Do not carry the pictures over; copy every other part of the entries exactly.
────────────────────
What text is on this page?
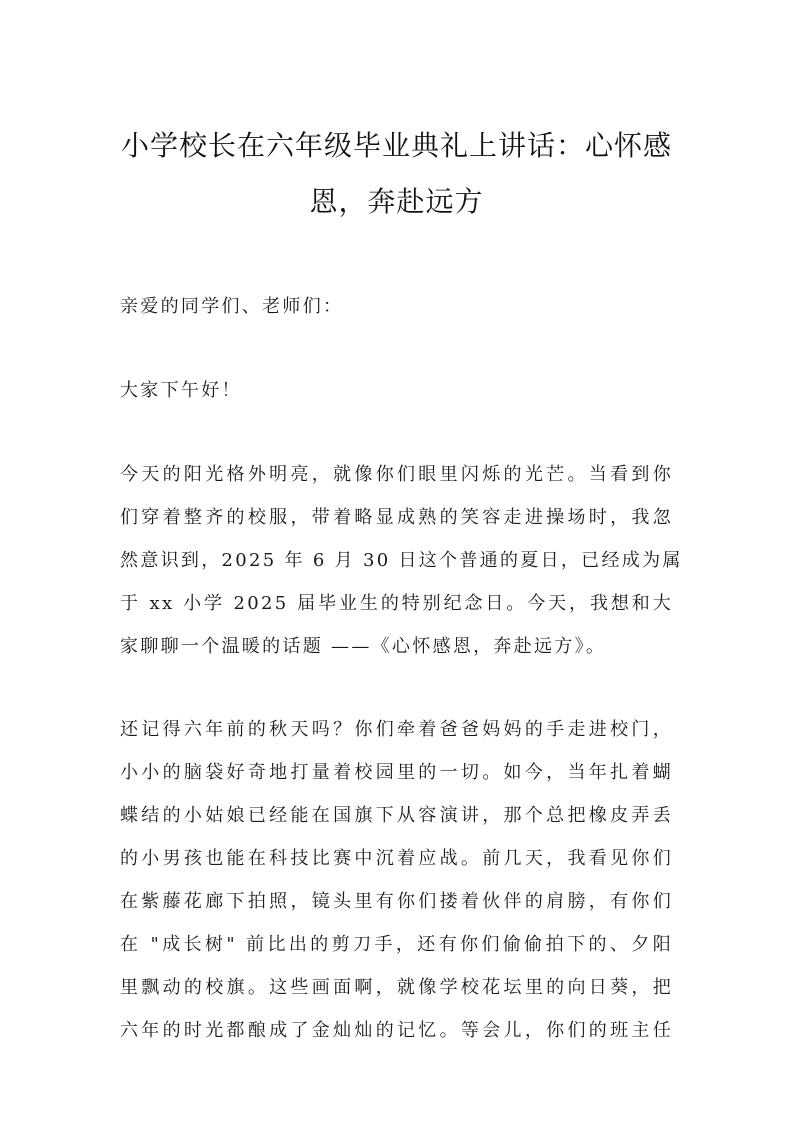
小学校长在六年级毕业典礼上讲话：心怀感
恩，奔赴远方
亲爱的同学们、老师们：
大家下午好！
今天的阳光格外明亮，就像你们眼里闪烁的光芒。当看到你
们穿着整齐的校服，带着略显成熟的笑容走进操场时，我忽
然意识到，2025 年 6 月 30 日这个普通的夏日，已经成为属
于 xx 小学 2025 届毕业生的特别纪念日。今天，我想和大
家聊聊一个温暖的话题 ——《心怀感恩，奔赴远方》。
还记得六年前的秋天吗？你们牵着爸爸妈妈的手走进校门，
小小的脑袋好奇地打量着校园里的一切。如今，当年扎着蝴
蝶结的小姑娘已经能在国旗下从容演讲，那个总把橡皮弄丢
的小男孩也能在科技比赛中沉着应战。前几天，我看见你们
在紫藤花廊下拍照，镜头里有你们搂着伙伴的肩膀，有你们
在 "成长树" 前比出的剪刀手，还有你们偷偷拍下的、夕阳
里飘动的校旗。这些画面啊，就像学校花坛里的向日葵，把
六年的时光都酿成了金灿灿的记忆。等会儿，你们的班主任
────────────────────
**FINISHED ANSWER**:
What text is on this page?
小学校长在六年级毕业典礼上讲话：心怀感
恩，奔赴远方
亲爱的同学们、老师们：
大家下午好！
今天的阳光格外明亮，就像你们眼里闪烁的光芒。当看到你
们穿着整齐的校服，带着略显成熟的笑容走进操场时，我忽
然意识到，2025 年 6 月 30 日这个普通的夏日，已经成为属
于 xx 小学 2025 届毕业生的特别纪念日。今天，我想和大
家聊聊一个温暖的话题 ——《心怀感恩，奔赴远方》。
还记得六年前的秋天吗？你们牵着爸爸妈妈的手走进校门，
小小的脑袋好奇地打量着校园里的一切。如今，当年扎着蝴
蝶结的小姑娘已经能在国旗下从容演讲，那个总把橡皮弄丢
的小男孩也能在科技比赛中沉着应战。前几天，我看见你们
在紫藤花廊下拍照，镜头里有你们搂着伙伴的肩膀，有你们
在 "成长树" 前比出的剪刀手，还有你们偷偷拍下的、夕阳
里飘动的校旗。这些画面啊，就像学校花坛里的向日葵，把
六年的时光都酿成了金灿灿的记忆。等会儿，你们的班主任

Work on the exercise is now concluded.